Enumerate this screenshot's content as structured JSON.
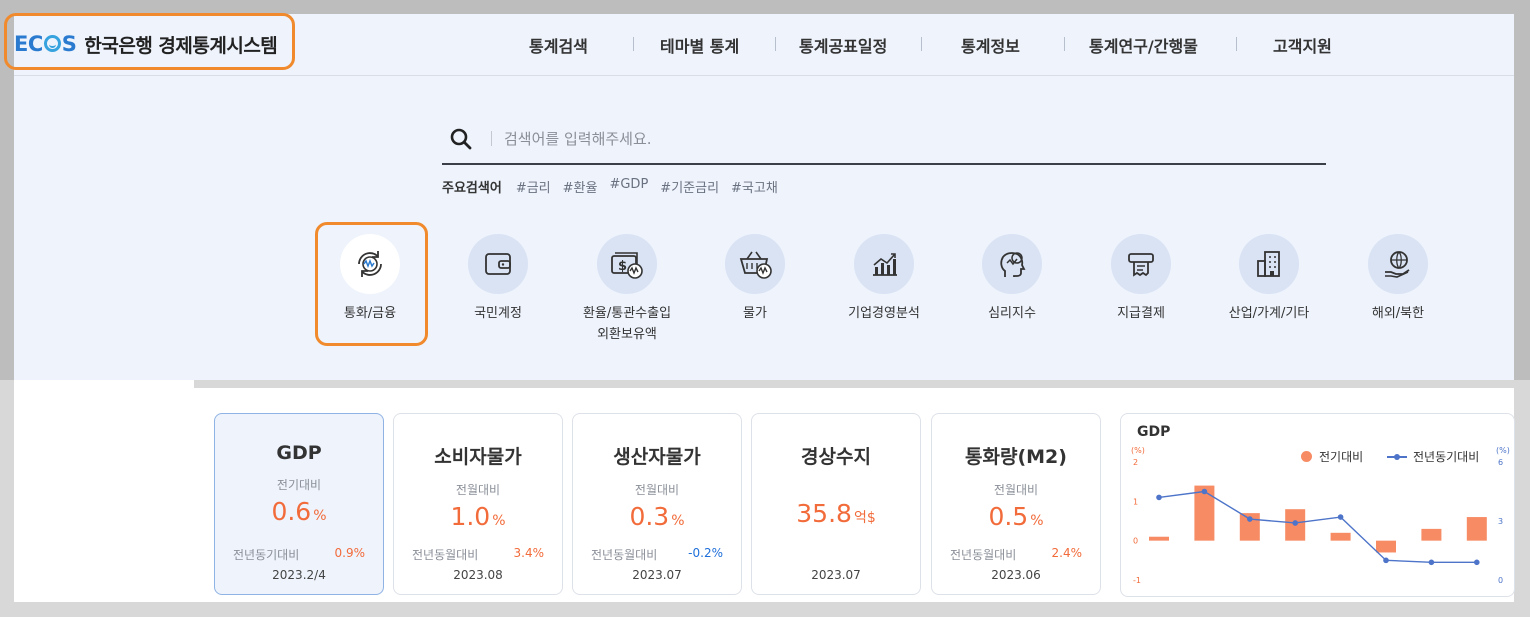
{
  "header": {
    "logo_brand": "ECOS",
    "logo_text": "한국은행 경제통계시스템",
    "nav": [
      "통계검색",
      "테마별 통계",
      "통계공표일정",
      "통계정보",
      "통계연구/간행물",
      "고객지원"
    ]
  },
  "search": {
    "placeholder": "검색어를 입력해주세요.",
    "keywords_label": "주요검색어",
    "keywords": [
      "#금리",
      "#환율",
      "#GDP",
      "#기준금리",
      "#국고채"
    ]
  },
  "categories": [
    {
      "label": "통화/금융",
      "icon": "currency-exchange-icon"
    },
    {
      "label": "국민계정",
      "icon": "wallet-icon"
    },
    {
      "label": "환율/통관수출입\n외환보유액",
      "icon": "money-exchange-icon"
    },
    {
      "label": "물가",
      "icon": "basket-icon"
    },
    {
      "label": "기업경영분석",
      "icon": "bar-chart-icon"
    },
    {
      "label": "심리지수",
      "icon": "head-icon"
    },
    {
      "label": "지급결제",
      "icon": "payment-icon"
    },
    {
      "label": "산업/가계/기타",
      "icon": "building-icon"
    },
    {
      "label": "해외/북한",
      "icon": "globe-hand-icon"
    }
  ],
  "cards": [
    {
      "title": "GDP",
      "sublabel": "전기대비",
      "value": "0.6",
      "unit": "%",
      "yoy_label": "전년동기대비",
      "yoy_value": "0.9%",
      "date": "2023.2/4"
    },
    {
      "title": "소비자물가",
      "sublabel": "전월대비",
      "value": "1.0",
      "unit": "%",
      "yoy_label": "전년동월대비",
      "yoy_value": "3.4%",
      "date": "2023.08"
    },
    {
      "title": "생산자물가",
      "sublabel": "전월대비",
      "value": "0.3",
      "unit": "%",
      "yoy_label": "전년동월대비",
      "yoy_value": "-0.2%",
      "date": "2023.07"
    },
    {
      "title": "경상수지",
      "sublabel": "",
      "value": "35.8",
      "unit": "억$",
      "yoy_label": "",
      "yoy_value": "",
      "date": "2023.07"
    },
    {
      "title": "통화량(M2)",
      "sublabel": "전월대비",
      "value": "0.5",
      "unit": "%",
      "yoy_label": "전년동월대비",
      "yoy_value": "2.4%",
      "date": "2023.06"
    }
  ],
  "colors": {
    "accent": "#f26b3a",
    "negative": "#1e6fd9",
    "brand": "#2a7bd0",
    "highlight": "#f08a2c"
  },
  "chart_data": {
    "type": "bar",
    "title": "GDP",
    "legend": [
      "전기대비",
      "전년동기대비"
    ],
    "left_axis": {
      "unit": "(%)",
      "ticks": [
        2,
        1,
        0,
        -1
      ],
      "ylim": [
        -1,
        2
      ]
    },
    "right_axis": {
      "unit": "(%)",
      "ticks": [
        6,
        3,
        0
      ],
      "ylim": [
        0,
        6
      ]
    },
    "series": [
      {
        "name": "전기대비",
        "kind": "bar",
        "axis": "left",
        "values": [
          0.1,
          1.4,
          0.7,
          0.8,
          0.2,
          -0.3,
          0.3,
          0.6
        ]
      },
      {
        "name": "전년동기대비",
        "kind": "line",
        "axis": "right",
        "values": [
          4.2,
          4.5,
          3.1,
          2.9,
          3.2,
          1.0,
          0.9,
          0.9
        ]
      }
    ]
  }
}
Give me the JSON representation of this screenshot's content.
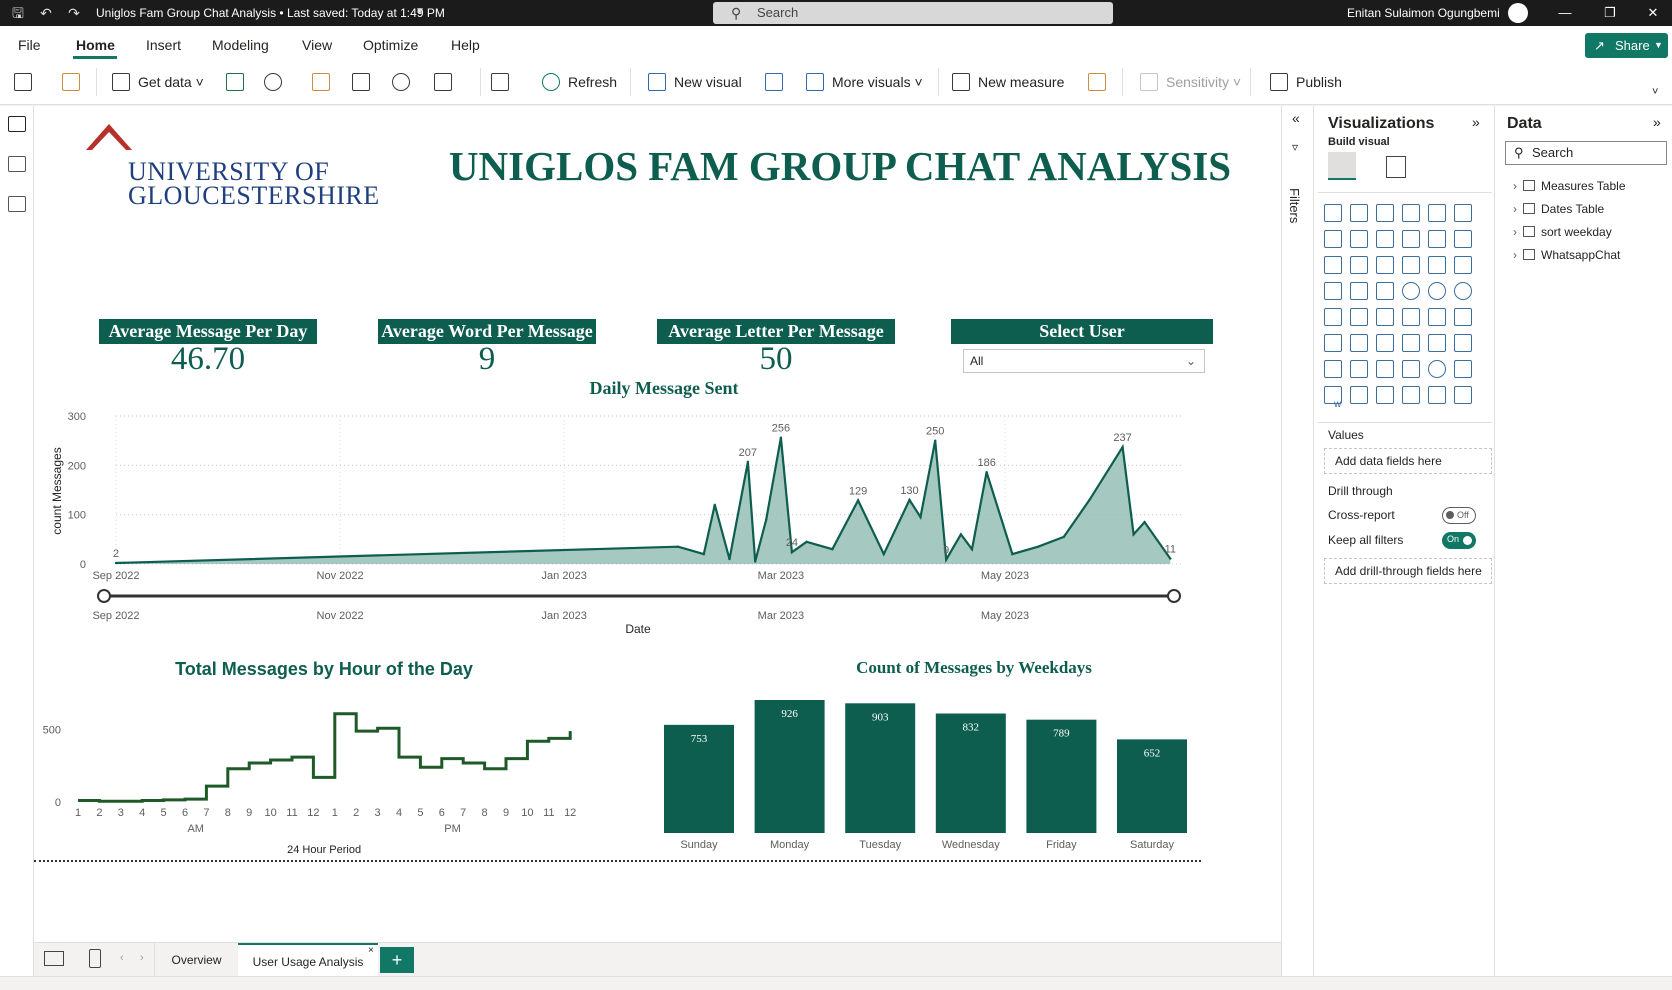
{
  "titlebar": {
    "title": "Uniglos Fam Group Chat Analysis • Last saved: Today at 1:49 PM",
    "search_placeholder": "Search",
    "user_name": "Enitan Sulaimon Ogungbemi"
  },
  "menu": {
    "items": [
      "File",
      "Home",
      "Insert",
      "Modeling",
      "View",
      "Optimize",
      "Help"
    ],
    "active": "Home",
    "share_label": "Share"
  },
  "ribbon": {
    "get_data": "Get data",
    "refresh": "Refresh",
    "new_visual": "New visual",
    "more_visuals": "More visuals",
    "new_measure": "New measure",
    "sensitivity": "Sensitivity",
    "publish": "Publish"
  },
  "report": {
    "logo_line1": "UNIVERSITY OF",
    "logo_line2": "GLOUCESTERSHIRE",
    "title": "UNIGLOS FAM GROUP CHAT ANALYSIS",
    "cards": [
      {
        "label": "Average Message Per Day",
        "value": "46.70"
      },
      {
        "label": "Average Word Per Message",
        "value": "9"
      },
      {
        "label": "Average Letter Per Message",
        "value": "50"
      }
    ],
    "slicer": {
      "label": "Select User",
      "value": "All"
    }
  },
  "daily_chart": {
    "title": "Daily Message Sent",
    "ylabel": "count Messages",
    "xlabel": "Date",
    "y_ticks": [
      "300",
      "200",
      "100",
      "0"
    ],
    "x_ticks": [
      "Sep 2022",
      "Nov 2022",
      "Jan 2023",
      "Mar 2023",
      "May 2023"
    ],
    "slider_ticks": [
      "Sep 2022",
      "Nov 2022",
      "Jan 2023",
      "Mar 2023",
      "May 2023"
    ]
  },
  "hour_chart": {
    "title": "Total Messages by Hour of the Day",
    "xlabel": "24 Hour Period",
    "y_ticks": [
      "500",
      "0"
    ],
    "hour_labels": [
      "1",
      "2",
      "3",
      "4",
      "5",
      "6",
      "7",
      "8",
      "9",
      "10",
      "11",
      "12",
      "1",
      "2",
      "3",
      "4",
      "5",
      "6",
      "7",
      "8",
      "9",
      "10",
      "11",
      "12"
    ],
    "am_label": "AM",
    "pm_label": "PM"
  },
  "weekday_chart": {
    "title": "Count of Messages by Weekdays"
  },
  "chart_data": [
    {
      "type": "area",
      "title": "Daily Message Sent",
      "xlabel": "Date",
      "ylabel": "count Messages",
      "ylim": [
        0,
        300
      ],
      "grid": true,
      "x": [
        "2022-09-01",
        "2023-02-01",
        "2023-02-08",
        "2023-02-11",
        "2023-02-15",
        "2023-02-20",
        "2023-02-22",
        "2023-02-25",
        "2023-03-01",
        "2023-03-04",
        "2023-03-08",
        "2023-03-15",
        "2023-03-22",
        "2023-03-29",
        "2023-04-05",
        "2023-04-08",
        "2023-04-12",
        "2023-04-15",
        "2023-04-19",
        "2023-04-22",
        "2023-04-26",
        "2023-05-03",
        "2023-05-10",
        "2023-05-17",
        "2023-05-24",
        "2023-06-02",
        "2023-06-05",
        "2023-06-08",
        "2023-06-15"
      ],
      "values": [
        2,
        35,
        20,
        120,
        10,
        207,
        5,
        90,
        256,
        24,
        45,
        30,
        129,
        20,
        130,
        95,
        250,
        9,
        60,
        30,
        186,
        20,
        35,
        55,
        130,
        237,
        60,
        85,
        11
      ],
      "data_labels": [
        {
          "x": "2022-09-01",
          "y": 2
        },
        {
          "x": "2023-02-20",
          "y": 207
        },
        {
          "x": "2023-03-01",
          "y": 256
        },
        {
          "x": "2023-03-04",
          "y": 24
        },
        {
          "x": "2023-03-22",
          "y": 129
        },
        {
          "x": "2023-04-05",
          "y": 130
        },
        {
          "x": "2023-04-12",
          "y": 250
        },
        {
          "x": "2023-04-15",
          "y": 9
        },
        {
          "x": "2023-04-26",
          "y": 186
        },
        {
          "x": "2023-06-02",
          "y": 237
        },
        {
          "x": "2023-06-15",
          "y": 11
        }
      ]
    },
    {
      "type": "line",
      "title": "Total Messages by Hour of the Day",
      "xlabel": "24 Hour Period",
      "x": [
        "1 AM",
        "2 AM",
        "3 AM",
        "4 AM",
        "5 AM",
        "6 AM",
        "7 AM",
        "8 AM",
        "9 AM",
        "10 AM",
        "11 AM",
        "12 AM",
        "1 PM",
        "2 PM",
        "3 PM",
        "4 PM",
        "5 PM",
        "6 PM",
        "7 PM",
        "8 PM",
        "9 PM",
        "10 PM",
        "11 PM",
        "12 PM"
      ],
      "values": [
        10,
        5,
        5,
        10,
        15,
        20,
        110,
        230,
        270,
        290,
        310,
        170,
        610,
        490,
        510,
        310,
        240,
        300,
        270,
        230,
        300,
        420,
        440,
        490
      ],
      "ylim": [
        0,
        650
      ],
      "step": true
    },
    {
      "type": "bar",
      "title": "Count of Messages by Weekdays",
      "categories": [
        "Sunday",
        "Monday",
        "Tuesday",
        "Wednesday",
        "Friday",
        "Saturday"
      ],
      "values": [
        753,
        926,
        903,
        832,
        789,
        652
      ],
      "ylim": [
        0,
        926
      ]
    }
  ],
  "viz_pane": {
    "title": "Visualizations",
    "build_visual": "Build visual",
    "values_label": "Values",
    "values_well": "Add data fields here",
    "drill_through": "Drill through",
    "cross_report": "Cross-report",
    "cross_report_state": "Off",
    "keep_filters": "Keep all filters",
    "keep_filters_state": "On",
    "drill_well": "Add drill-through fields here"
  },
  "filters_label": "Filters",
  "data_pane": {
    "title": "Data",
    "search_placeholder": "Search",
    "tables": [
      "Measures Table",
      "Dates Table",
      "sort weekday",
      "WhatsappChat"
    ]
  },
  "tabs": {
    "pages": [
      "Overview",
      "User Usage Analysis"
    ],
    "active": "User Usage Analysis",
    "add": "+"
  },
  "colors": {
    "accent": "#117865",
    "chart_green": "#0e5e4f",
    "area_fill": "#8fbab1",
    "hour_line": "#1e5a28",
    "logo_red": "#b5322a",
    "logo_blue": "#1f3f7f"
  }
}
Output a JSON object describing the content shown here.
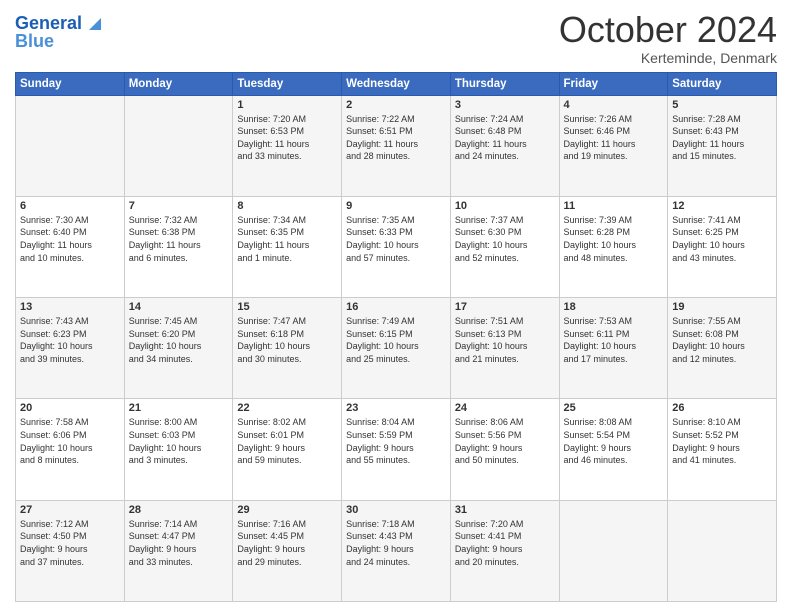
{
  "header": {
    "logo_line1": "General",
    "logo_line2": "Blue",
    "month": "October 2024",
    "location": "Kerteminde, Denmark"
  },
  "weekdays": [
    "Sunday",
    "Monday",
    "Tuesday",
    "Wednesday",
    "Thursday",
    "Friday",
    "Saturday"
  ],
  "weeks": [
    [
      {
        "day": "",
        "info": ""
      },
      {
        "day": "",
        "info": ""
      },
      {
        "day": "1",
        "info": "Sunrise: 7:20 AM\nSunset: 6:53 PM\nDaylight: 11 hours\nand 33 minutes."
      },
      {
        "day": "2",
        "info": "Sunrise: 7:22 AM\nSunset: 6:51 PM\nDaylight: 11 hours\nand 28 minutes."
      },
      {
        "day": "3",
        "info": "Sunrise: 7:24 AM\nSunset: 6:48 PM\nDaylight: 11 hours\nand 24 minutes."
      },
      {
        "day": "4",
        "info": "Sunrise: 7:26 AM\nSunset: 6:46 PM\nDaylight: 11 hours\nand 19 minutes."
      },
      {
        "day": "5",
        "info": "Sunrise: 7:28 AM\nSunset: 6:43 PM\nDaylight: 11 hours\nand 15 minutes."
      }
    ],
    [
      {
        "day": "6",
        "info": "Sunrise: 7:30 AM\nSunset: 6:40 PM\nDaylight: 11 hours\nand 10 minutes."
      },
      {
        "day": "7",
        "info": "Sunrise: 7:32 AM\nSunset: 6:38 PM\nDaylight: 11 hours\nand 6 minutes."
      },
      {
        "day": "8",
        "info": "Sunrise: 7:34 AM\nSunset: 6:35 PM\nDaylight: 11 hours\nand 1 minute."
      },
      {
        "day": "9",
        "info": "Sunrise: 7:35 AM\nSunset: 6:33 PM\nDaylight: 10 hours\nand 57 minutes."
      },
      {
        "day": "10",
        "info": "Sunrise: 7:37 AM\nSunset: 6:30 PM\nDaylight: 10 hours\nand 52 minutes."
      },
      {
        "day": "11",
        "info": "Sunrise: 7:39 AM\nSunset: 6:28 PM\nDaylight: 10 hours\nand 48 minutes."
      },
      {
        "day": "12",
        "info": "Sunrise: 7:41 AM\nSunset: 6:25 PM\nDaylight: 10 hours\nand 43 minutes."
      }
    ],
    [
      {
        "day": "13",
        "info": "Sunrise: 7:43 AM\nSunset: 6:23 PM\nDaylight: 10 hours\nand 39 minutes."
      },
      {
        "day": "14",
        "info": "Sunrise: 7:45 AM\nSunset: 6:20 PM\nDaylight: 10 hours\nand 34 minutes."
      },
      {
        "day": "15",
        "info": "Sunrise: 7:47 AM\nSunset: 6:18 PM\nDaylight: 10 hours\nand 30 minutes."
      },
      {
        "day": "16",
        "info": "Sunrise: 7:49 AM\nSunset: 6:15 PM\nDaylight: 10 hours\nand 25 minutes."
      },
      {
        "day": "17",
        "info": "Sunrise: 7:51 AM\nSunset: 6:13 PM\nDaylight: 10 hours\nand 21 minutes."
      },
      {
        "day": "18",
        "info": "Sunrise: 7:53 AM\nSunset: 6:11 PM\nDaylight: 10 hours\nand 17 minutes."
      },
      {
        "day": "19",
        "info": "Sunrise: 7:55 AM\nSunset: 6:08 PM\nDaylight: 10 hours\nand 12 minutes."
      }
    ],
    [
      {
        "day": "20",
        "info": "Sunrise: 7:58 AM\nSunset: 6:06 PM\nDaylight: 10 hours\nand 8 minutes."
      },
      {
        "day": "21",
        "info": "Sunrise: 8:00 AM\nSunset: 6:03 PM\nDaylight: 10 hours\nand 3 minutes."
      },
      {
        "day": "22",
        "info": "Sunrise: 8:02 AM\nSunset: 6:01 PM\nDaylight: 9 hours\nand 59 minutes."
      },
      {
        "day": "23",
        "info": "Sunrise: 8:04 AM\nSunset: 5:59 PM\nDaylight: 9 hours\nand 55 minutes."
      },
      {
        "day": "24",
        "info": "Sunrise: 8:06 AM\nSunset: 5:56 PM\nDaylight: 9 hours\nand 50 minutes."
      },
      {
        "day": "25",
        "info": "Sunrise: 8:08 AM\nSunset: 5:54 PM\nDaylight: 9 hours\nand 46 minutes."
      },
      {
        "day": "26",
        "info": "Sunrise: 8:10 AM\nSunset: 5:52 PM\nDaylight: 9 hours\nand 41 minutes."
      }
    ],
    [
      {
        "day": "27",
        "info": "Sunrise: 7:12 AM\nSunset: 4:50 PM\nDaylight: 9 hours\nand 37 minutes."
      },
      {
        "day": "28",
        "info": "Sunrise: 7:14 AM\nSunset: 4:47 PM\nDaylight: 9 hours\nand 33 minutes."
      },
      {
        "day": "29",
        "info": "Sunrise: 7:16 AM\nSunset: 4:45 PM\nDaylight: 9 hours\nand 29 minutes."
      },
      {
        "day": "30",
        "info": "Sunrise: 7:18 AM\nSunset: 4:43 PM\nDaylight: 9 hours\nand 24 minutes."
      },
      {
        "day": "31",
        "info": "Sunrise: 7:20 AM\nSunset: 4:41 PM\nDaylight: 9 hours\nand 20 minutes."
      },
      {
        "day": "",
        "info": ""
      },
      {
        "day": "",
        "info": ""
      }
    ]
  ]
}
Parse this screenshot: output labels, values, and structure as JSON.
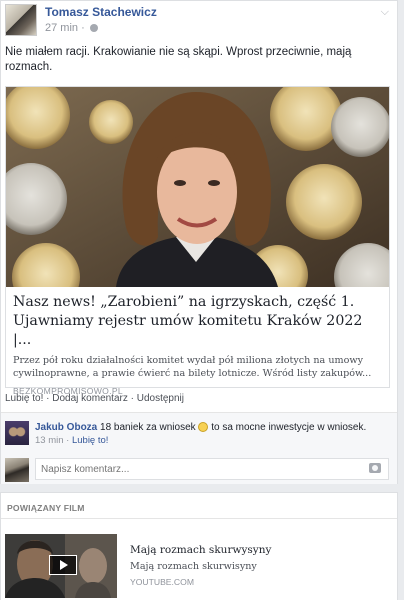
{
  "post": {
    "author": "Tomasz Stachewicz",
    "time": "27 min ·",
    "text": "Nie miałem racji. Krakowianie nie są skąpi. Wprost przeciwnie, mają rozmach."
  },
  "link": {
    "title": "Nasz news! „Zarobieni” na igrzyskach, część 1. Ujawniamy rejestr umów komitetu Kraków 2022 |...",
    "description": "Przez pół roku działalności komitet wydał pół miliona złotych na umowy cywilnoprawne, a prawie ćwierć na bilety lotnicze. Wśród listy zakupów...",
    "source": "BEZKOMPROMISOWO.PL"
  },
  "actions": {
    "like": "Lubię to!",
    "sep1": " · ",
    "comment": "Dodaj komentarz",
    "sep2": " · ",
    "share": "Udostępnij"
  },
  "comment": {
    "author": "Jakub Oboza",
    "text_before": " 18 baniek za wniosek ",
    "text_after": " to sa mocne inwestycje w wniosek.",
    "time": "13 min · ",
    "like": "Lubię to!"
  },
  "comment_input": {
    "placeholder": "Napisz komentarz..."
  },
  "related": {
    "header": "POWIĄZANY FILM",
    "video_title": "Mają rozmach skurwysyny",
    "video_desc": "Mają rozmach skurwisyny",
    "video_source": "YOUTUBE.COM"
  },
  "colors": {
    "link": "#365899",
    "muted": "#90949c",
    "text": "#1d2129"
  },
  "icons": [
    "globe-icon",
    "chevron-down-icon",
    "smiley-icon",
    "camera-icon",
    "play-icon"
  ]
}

■ ■ ■

Respond with the number of lines containing "rozmach" and no additional words.

THE REPLY
3